= Written exercise =
Gather all lines with "name" from the records.
------------------------------------------------
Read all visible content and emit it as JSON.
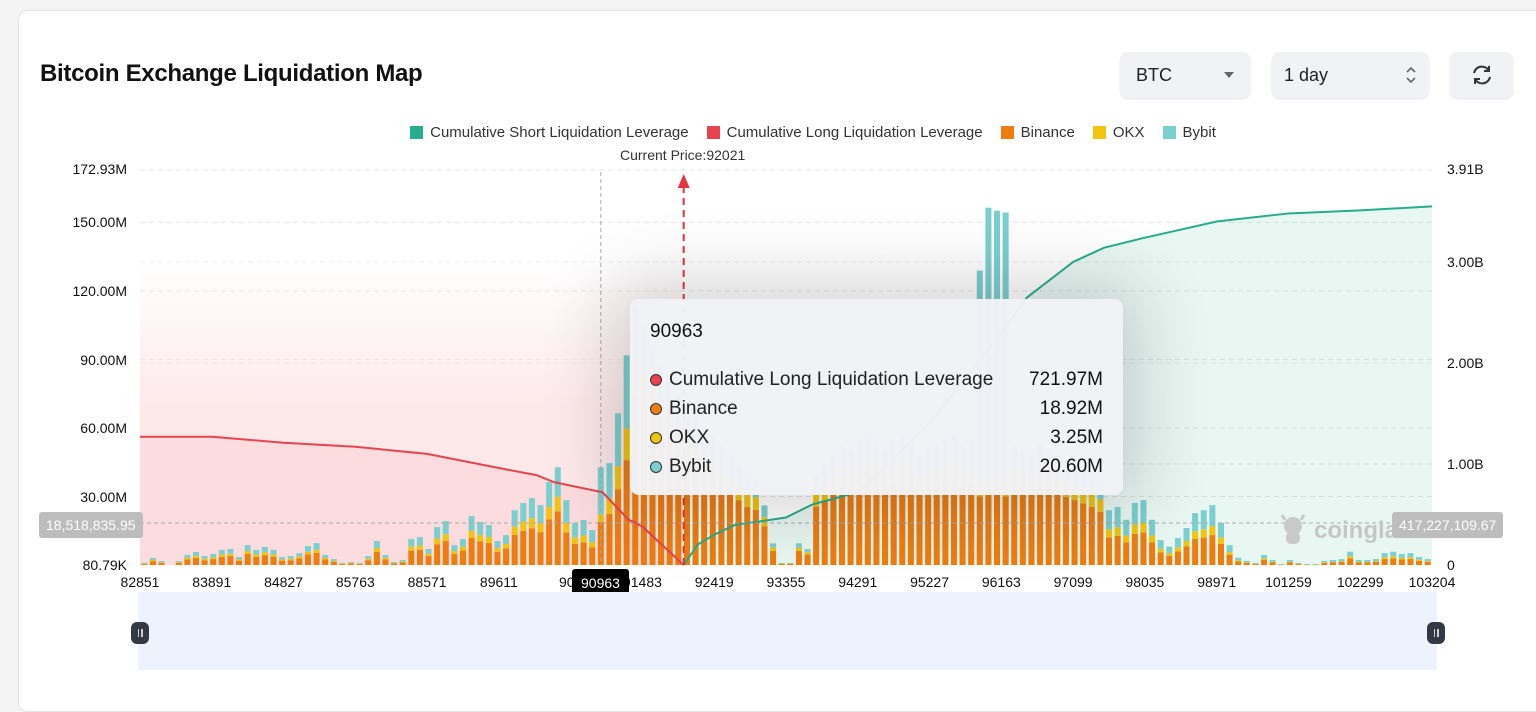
{
  "header": {
    "title": "Bitcoin Exchange Liquidation Map"
  },
  "controls": {
    "coin": "BTC",
    "range": "1 day",
    "refresh_icon": "refresh-icon"
  },
  "colors": {
    "short": "#26ad8c",
    "long": "#e8434f",
    "binance": "#ee7d10",
    "okx": "#f1c40f",
    "bybit": "#7ccfcf"
  },
  "chart_data": {
    "type": "bar",
    "legend": [
      "Cumulative Short Liquidation Leverage",
      "Cumulative Long Liquidation Leverage",
      "Binance",
      "OKX",
      "Bybit"
    ],
    "legend_placement": "top",
    "current_price_label": "Current Price:92021",
    "current_price": 92021,
    "x_ticks": [
      "82851",
      "83891",
      "84827",
      "85763",
      "88571",
      "89611",
      "905",
      "91483",
      "92419",
      "93355",
      "94291",
      "95227",
      "96163",
      "97099",
      "98035",
      "98971",
      "101259",
      "102299",
      "103204"
    ],
    "y_left_ticks": [
      "172.93M",
      "150.00M",
      "120.00M",
      "90.00M",
      "60.00M",
      "30.00M",
      "80.79K"
    ],
    "y_left_range": [
      0,
      172.93
    ],
    "y_left_unit": "M",
    "y_right_ticks": [
      "3.91B",
      "3.00B",
      "2.00B",
      "1.00B",
      "0"
    ],
    "y_right_range": [
      0,
      3.91
    ],
    "y_right_unit": "B",
    "grid": true,
    "series": [
      {
        "name": "Binance",
        "values": [
          0.5,
          1.7,
          0.9,
          0,
          0.9,
          2.4,
          3.1,
          2.1,
          2.6,
          3.6,
          3.9,
          1.9,
          4.8,
          3.6,
          4.3,
          3.6,
          1.9,
          2.1,
          2.9,
          4.6,
          5.3,
          2.4,
          1.4,
          0.5,
          0.7,
          0.5,
          2.1,
          5.8,
          2.4,
          0.7,
          1.2,
          6.3,
          6.7,
          3.9,
          9.1,
          10.6,
          4.8,
          6.3,
          11.8,
          10.3,
          9.6,
          5.8,
          7.2,
          13.2,
          14.9,
          16.1,
          14.4,
          20.0,
          23.5,
          14.2,
          9.2,
          9.9,
          7.7,
          18.92,
          22.3,
          33.2,
          45.9,
          73.8,
          68.2,
          62.5,
          56.8,
          54.0,
          48.3,
          45.4,
          42.6,
          39.8,
          36.9,
          34.1,
          31.3,
          28.4,
          25.5,
          24.1,
          17.0,
          6.2,
          0.6,
          0.6,
          6.2,
          4.6,
          25.5,
          28.4,
          31.3,
          34.1,
          32.7,
          35.5,
          36.9,
          34.1,
          32.7,
          35.5,
          36.9,
          34.1,
          31.3,
          32.7,
          34.1,
          35.5,
          36.9,
          34.1,
          35.5,
          30,
          32,
          31,
          30,
          34.1,
          32.7,
          31.3,
          34.1,
          32.7,
          31.3,
          29.8,
          28.4,
          27.0,
          25.5,
          23.3,
          12.0,
          12.7,
          9.9,
          13.6,
          14.2,
          9.9,
          5.5,
          4.0,
          5.9,
          8.1,
          11.4,
          12.0,
          13.1,
          9.2,
          4.4,
          1.6,
          0.9,
          0.5,
          2.2,
          1.1,
          0.2,
          1.1,
          0.5,
          0.2,
          0.2,
          0.9,
          1.1,
          1.3,
          2.9,
          1.1,
          1.1,
          1.3,
          2.6,
          2.9,
          2.4,
          2.6,
          1.8,
          1.3
        ]
      },
      {
        "name": "OKX",
        "values": [
          0.1,
          0.5,
          0.3,
          0,
          0.3,
          0.7,
          0.9,
          0.6,
          0.7,
          1.0,
          1.0,
          0.5,
          1.3,
          1.0,
          1.2,
          1.0,
          0.5,
          0.6,
          0.8,
          1.2,
          1.4,
          0.7,
          0.4,
          0.1,
          0.2,
          0.1,
          0.6,
          1.6,
          0.7,
          0.2,
          0.3,
          1.7,
          1.8,
          1.0,
          2.5,
          2.9,
          1.3,
          1.7,
          3.2,
          2.8,
          2.6,
          1.6,
          2.0,
          3.6,
          4.1,
          4.4,
          3.9,
          5.4,
          6.4,
          4.3,
          2.8,
          3.0,
          2.3,
          3.25,
          6.7,
          10.0,
          13.8,
          17.0,
          15.7,
          14.4,
          13.1,
          12.5,
          11.1,
          10.5,
          9.8,
          9.2,
          8.5,
          7.9,
          7.2,
          6.6,
          5.9,
          5.6,
          3.9,
          1.4,
          0.1,
          0.1,
          1.4,
          1.0,
          5.9,
          6.6,
          7.2,
          7.9,
          7.5,
          8.2,
          8.5,
          7.9,
          7.5,
          8.2,
          8.5,
          7.9,
          7.2,
          7.5,
          7.9,
          8.2,
          8.5,
          7.9,
          8.2,
          8,
          9,
          8,
          8,
          7.9,
          7.5,
          7.2,
          7.9,
          7.5,
          7.2,
          6.9,
          6.6,
          6.2,
          5.9,
          5.4,
          3.6,
          3.8,
          3.0,
          4.1,
          4.3,
          3.0,
          1.6,
          1.2,
          1.8,
          2.4,
          3.4,
          3.6,
          3.9,
          2.8,
          1.3,
          0.5,
          0.3,
          0.1,
          0.7,
          0.3,
          0.1,
          0.3,
          0.1,
          0.1,
          0.1,
          0.3,
          0.3,
          0.4,
          0.9,
          0.3,
          0.3,
          0.4,
          0.8,
          0.9,
          0.7,
          0.8,
          0.5,
          0.4
        ]
      },
      {
        "name": "Bybit",
        "values": [
          0.3,
          0.9,
          0.5,
          0,
          0.5,
          1.3,
          1.7,
          1.2,
          1.5,
          2.0,
          2.1,
          1.1,
          2.6,
          2.0,
          2.4,
          2.0,
          1.1,
          1.2,
          1.5,
          2.5,
          2.9,
          1.3,
          0.8,
          0.3,
          0.4,
          0.3,
          1.2,
          3.1,
          1.3,
          0.4,
          0.7,
          3.4,
          3.7,
          2.1,
          5.0,
          5.7,
          2.6,
          3.4,
          6.4,
          5.7,
          5.3,
          3.1,
          3.9,
          7.2,
          8.1,
          8.8,
          7.9,
          10.9,
          12.9,
          9.9,
          6.4,
          6.8,
          5.3,
          20.6,
          15.6,
          23.2,
          32.1,
          22.8,
          21.0,
          19.2,
          17.5,
          16.6,
          14.9,
          14.0,
          13.1,
          12.2,
          11.4,
          10.5,
          9.6,
          8.7,
          7.9,
          7.4,
          5.2,
          1.9,
          0.2,
          0.2,
          1.9,
          1.4,
          7.9,
          8.7,
          9.6,
          10.5,
          10.1,
          10.9,
          11.4,
          10.5,
          10.1,
          10.9,
          11.4,
          10.5,
          9.6,
          10.1,
          10.5,
          10.9,
          11.4,
          10.5,
          10.9,
          90.9,
          115.4,
          116.1,
          116.3,
          10.5,
          10.1,
          9.6,
          10.5,
          10.1,
          9.6,
          9.2,
          8.7,
          8.3,
          7.9,
          7.2,
          8.4,
          8.9,
          6.9,
          9.5,
          9.9,
          6.9,
          3.8,
          2.8,
          4.1,
          5.7,
          7.9,
          8.4,
          9.2,
          6.4,
          3.0,
          1.1,
          0.6,
          0.3,
          1.5,
          0.8,
          0.1,
          0.8,
          0.3,
          0.1,
          0.1,
          0.6,
          0.8,
          0.9,
          2.0,
          0.8,
          0.8,
          0.9,
          1.8,
          2.0,
          1.7,
          1.8,
          1.2,
          0.9
        ]
      }
    ],
    "lines": [
      {
        "name": "Cumulative Long Liquidation Leverage",
        "axis": "right",
        "points": [
          [
            82851,
            1.27
          ],
          [
            83891,
            1.27
          ],
          [
            84827,
            1.21
          ],
          [
            85763,
            1.17
          ],
          [
            88571,
            1.1
          ],
          [
            89611,
            0.96
          ],
          [
            90100,
            0.89
          ],
          [
            90330,
            0.82
          ],
          [
            90963,
            0.72
          ],
          [
            91300,
            0.45
          ],
          [
            91483,
            0.38
          ],
          [
            92021,
            0
          ]
        ]
      },
      {
        "name": "Cumulative Short Liquidation Leverage",
        "axis": "right",
        "points": [
          [
            92021,
            0
          ],
          [
            92200,
            0.2
          ],
          [
            92419,
            0.3
          ],
          [
            92700,
            0.4
          ],
          [
            93000,
            0.43
          ],
          [
            93355,
            0.47
          ],
          [
            93700,
            0.6
          ],
          [
            94291,
            0.72
          ],
          [
            95227,
            1.4
          ],
          [
            96163,
            2.3
          ],
          [
            96500,
            2.65
          ],
          [
            97099,
            3.0
          ],
          [
            97500,
            3.14
          ],
          [
            98035,
            3.24
          ],
          [
            98971,
            3.4
          ],
          [
            101259,
            3.48
          ],
          [
            102299,
            3.51
          ],
          [
            103204,
            3.55
          ]
        ]
      }
    ],
    "crosshair": {
      "x_label": "90963",
      "left_value": "18,518,835.95",
      "right_value": "417,227,109.67",
      "bar_index": 53
    }
  },
  "tooltip": {
    "title": "90963",
    "rows": [
      {
        "label": "Cumulative Long Liquidation Leverage",
        "value": "721.97M"
      },
      {
        "label": "Binance",
        "value": "18.92M"
      },
      {
        "label": "OKX",
        "value": "3.25M"
      },
      {
        "label": "Bybit",
        "value": "20.60M"
      }
    ]
  },
  "watermark": "coinglass"
}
------------------------------------------------
= Output for this exercise =
        "name": "Binance",
        "name": "OKX",
        "name": "Bybit",
        "name": "Cumulative Long Liquidation Leverage",
        "name": "Cumulative Short Liquidation Leverage",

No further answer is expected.